Records from a collection:
Begin

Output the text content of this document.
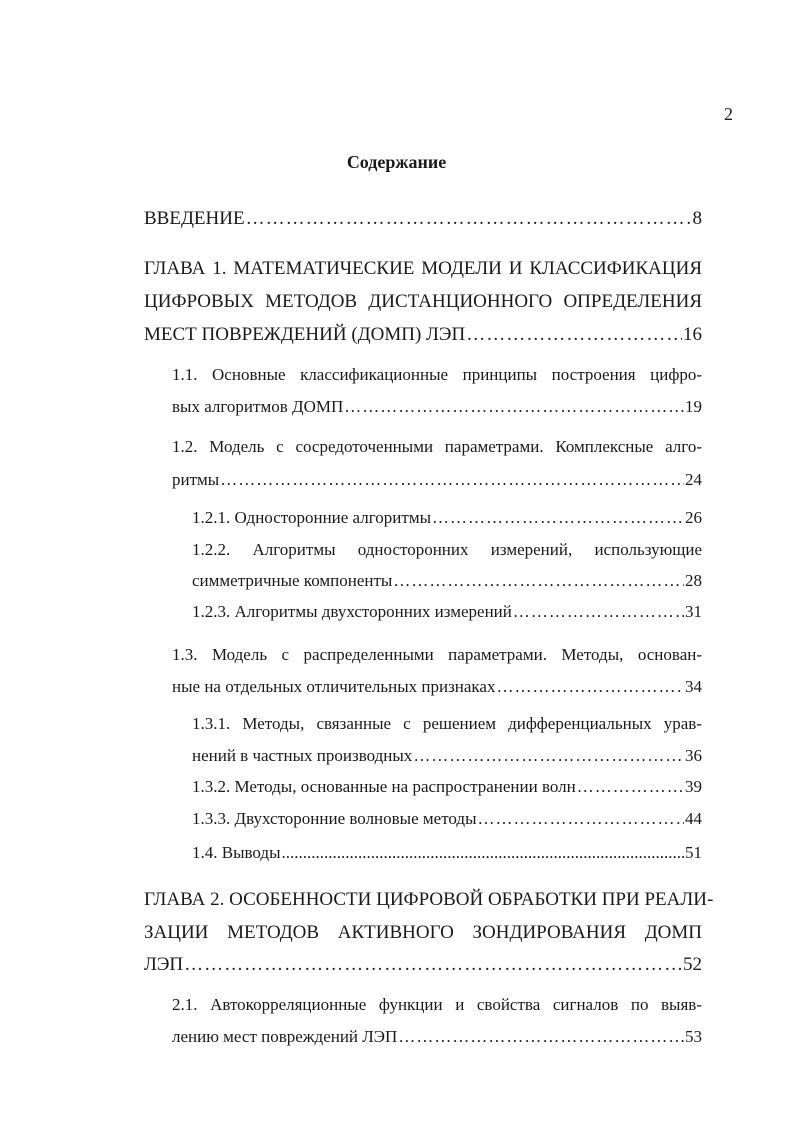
2
Содержание
ВВЕДЕНИЕ ………………………………………………………………………………………………………………………………………………	8
ГЛАВА 1. МАТЕМАТИЧЕСКИЕ МОДЕЛИ И КЛАССИФИКАЦИЯ
ЦИФРОВЫХ МЕТОДОВ ДИСТАНЦИОННОГО ОПРЕДЕЛЕНИЯ
МЕСТ ПОВРЕЖДЕНИЙ (ДОМП) ЛЭП ………………………………………………………………………………………………………………………………………………	16
1.1. Основные классификационные принципы построения цифро-
вых алгоритмов ДОМП ………………………………………………………………………………………………………………………………………………	19
1.2. Модель с сосредоточенными параметрами. Комплексные алго-
ритмы ………………………………………………………………………………………………………………………………………………	24
1.2.1. Односторонние алгоритмы ………………………………………………………………………………………………………………………………………………	26
1.2.2. Алгоритмы односторонних измерений, использующие
симметричные компоненты ………………………………………………………………………………………………………………………………………………	28
1.2.3. Алгоритмы двухсторонних измерений ………………………………………………………………………………………………………………………………………………	31
1.3. Модель с распределенными параметрами. Методы, основан-
ные на отдельных отличительных признаках ………………………………………………………………………………………………………………………………………………	34
1.3.1. Методы, связанные с решением дифференциальных урав-
нений в частных производных ………………………………………………………………………………………………………………………………………………	36
1.3.2. Методы, основанные на распространении волн ………………………………………………………………………………………………………………………………………………	39
1.3.3. Двухсторонние волновые методы ………………………………………………………………………………………………………………………………………………	44
1.4. Выводы .....	51
ГЛАВА 2. ОСОБЕННОСТИ ЦИФРОВОЙ ОБРАБОТКИ ПРИ РЕАЛИ-
ЗАЦИИ МЕТОДОВ АКТИВНОГО ЗОНДИРОВАНИЯ ДОМП
ЛЭП ………………………………………………………………………………………………………………………………………………	52
2.1. Автокорреляционные функции и свойства сигналов по выяв-
лению мест повреждений ЛЭП ………………………………………………………………………………………………………………………………………………	53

End

Do this
Copy all of the entries verbatim, leaving out any pictures they contain.

Solution
Output the text content of this document.
2
Содержание
ВВЕДЕНИЕ ………………………………………………………………………………………………………………………………………………	8
ГЛАВА 1. МАТЕМАТИЧЕСКИЕ МОДЕЛИ И КЛАССИФИКАЦИЯ
ЦИФРОВЫХ МЕТОДОВ ДИСТАНЦИОННОГО ОПРЕДЕЛЕНИЯ
МЕСТ ПОВРЕЖДЕНИЙ (ДОМП) ЛЭП ………………………………………………………………………………………………………………………………………………	16
1.1. Основные классификационные принципы построения цифро-
вых алгоритмов ДОМП ………………………………………………………………………………………………………………………………………………	19
1.2. Модель с сосредоточенными параметрами. Комплексные алго-
ритмы ………………………………………………………………………………………………………………………………………………	24
1.2.1. Односторонние алгоритмы ………………………………………………………………………………………………………………………………………………	26
1.2.2. Алгоритмы односторонних измерений, использующие
симметричные компоненты ………………………………………………………………………………………………………………………………………………	28
1.2.3. Алгоритмы двухсторонних измерений ………………………………………………………………………………………………………………………………………………	31
1.3. Модель с распределенными параметрами. Методы, основан-
ные на отдельных отличительных признаках ………………………………………………………………………………………………………………………………………………	34
1.3.1. Методы, связанные с решением дифференциальных урав-
нений в частных производных ………………………………………………………………………………………………………………………………………………	36
1.3.2. Методы, основанные на распространении волн ………………………………………………………………………………………………………………………………………………	39
1.3.3. Двухсторонние волновые методы ………………………………………………………………………………………………………………………………………………	44
1.4. Выводы .....	51
ГЛАВА 2. ОСОБЕННОСТИ ЦИФРОВОЙ ОБРАБОТКИ ПРИ РЕАЛИ-
ЗАЦИИ МЕТОДОВ АКТИВНОГО ЗОНДИРОВАНИЯ ДОМП
ЛЭП ………………………………………………………………………………………………………………………………………………	52
2.1. Автокорреляционные функции и свойства сигналов по выяв-
лению мест повреждений ЛЭП ………………………………………………………………………………………………………………………………………………	53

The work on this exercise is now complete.